By Clifford D. May
As the 10th anniversary of 9/11 approaches, a reminder for those who speak for – and to – the American people
http://www.JewishWorldReview.com Nearly ten years after the attacks of Sept. 11, 2001, many politicians, diplomats, journalists, and academics remain reluctant even to name America’s enemies. To take but one example: John Brennan, head of the White House homeland-security office, has argued that America is only “at war with al Qaeda” and its closest affiliates.
I understand the impulse to frame the conflict as narrowly as possible. Brennan and others do not want to reinforce al-Qaeda’s message that Muslims from Afghanistan to Iraq to Israel to Paris to Detroit must choose between the umma, the global Islamic community (“Islamic nation” is an equally accurate translation), and the West — to fight for one and against the other.
But can we not say — truthfully and without playing into al-Qaeda’s hands — that there are regimes and groups within the Muslim world that are implacably hostile to the West? Can we not say that they subscribe to a belief system called jihadism? The late Fr. Richard John Neuhaus defined jihadism as a religiously inspired ideology built on the teaching “that it is the moral obligation of all Muslims to employ whatever means necessary in order to compel the world’s submission to Islam.”

◆ Task 1:
Answer these from the column:
(a) Who does the column name as head of the White House homeland-security office?
(b) Which phrase does the column call an equally accurate translation of "umma"?
(c) Whose definition of jihadism does the column quote?
◆ Task 2:
Reproduce the stretch of the column from "By Clifford D." through "against the other.".
The items that follow have no connection to the column above.

◆ Record set:
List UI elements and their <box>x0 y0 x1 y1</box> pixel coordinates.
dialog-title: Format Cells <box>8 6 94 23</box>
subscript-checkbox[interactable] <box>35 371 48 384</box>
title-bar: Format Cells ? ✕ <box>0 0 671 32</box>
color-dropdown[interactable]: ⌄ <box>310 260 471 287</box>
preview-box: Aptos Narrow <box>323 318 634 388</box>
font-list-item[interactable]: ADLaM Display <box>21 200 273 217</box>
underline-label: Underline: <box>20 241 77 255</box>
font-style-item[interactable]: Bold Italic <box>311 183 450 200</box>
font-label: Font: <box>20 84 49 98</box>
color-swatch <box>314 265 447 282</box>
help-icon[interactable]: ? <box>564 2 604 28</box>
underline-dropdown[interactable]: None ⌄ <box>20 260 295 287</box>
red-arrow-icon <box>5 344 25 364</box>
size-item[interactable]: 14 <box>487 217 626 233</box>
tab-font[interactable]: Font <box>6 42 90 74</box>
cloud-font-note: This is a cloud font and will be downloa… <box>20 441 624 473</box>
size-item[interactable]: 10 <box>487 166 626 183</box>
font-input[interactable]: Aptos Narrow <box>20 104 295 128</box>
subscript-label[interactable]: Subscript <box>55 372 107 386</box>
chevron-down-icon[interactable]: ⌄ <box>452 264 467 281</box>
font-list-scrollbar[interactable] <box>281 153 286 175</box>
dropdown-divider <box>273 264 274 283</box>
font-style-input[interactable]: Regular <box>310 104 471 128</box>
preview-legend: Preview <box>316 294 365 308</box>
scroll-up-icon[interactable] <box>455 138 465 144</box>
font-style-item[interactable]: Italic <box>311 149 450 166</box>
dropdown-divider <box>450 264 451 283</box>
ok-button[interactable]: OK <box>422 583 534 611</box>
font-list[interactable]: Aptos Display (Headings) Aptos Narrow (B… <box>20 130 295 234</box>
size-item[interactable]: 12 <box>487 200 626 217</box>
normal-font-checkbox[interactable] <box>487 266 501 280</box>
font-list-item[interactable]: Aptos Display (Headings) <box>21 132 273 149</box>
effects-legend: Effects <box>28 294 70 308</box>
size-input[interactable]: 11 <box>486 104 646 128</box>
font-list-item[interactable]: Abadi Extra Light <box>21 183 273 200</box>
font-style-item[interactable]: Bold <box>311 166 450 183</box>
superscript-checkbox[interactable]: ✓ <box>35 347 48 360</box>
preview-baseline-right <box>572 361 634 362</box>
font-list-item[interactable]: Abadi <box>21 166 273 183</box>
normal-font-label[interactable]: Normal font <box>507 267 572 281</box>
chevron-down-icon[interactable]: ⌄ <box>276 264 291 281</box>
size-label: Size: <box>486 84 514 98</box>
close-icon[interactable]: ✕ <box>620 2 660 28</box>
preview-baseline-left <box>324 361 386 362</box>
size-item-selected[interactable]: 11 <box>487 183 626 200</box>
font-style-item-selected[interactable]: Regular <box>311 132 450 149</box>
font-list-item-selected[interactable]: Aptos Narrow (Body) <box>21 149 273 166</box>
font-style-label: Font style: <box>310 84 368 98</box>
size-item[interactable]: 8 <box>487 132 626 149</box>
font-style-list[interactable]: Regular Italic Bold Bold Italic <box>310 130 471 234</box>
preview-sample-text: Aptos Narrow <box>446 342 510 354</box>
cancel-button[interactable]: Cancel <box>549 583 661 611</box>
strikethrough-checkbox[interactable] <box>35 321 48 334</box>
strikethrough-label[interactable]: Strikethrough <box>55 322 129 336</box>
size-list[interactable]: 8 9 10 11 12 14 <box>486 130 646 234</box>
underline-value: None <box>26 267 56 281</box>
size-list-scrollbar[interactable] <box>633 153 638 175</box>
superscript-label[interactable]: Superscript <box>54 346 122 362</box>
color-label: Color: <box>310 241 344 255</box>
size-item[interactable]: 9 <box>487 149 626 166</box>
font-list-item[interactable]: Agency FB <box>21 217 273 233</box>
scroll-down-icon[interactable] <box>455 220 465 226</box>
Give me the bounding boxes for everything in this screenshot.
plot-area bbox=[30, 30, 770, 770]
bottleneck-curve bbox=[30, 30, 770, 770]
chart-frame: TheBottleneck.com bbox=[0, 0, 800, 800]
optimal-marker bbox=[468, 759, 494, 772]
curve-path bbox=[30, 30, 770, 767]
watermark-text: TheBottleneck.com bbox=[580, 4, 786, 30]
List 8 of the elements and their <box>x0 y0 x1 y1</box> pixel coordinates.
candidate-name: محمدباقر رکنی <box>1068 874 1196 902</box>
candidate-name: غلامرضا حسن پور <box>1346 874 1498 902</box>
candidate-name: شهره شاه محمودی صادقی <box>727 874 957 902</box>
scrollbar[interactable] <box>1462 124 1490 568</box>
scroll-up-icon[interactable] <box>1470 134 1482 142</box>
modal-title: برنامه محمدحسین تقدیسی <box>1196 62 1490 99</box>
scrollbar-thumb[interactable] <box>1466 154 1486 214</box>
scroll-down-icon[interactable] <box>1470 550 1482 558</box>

◆ Final answer 1:
(a) John Brennan
(b) "Islamic nation"
(c) The late Fr. Richard John Neuhaus

◆ Final answer 2:
By Clifford D. May
As the 10th anniversary of 9/11 approaches, a reminder for those who speak for – and to – the American people
http://www.JewishWorldReview.com Nearly ten years after the attacks of Sept. 11, 2001, many politicians, diplomats, journalists, and academics remain reluctant even to name America’s enemies. To take but one example: John Brennan, head of the White House homeland-security office, has argued that America is only “at war with al Qaeda” and its closest affiliates.
I understand the impulse to frame the conflict as narrowly as possible. Brennan and others do not want to reinforce al-Qaeda’s message that Muslims from Afghanistan to Iraq to Israel to Paris to Detroit must choose between the umma, the global Islamic community (“Islamic nation” is an equally accurate translation), and the West — to fight for one and against the other.